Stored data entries
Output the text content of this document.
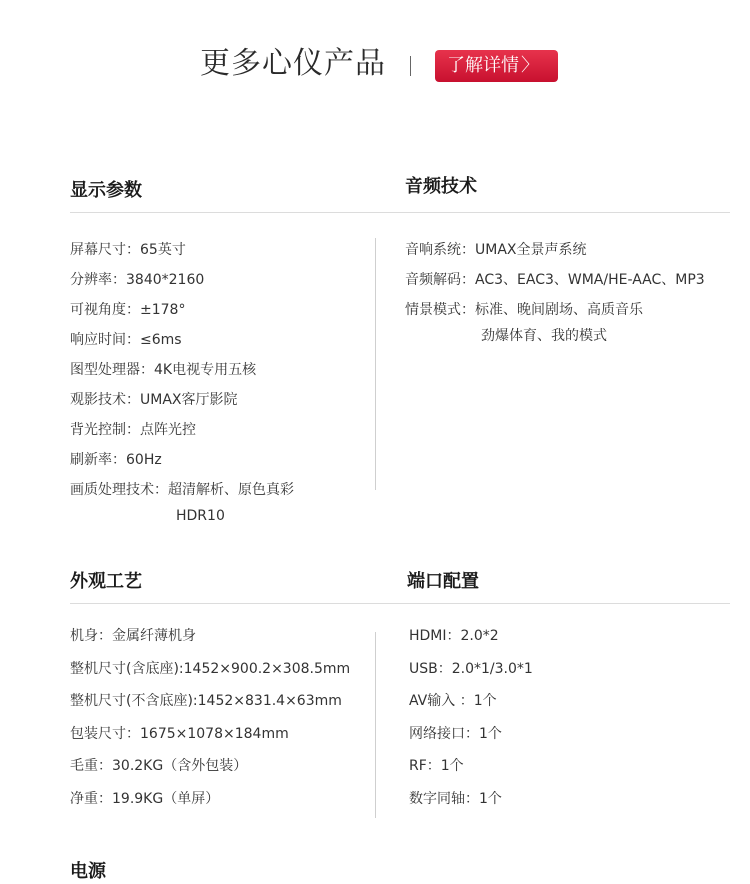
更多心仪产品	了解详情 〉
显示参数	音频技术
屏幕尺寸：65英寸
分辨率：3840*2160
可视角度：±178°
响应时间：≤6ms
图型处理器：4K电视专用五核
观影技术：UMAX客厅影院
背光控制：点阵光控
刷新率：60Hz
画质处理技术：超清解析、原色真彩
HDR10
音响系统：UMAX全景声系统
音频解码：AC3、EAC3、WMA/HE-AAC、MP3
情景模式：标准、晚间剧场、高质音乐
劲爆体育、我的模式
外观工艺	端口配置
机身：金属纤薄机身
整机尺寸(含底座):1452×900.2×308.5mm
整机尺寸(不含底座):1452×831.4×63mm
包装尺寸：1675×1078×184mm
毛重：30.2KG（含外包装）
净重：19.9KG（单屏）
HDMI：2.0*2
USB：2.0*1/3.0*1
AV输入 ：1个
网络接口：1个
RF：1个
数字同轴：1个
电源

[Exercise requirements]
Make an exact copy of the data, leaving its pictures out.

[Correct result]
Output the text content of this document.
更多心仪产品	了解详情 〉
显示参数	音频技术
屏幕尺寸：65英寸
分辨率：3840*2160
可视角度：±178°
响应时间：≤6ms
图型处理器：4K电视专用五核
观影技术：UMAX客厅影院
背光控制：点阵光控
刷新率：60Hz
画质处理技术：超清解析、原色真彩
HDR10
音响系统：UMAX全景声系统
音频解码：AC3、EAC3、WMA/HE-AAC、MP3
情景模式：标准、晚间剧场、高质音乐
劲爆体育、我的模式
外观工艺	端口配置
机身：金属纤薄机身
整机尺寸(含底座):1452×900.2×308.5mm
整机尺寸(不含底座):1452×831.4×63mm
包装尺寸：1675×1078×184mm
毛重：30.2KG（含外包装）
净重：19.9KG（单屏）
HDMI：2.0*2
USB：2.0*1/3.0*1
AV输入 ：1个
网络接口：1个
RF：1个
数字同轴：1个
电源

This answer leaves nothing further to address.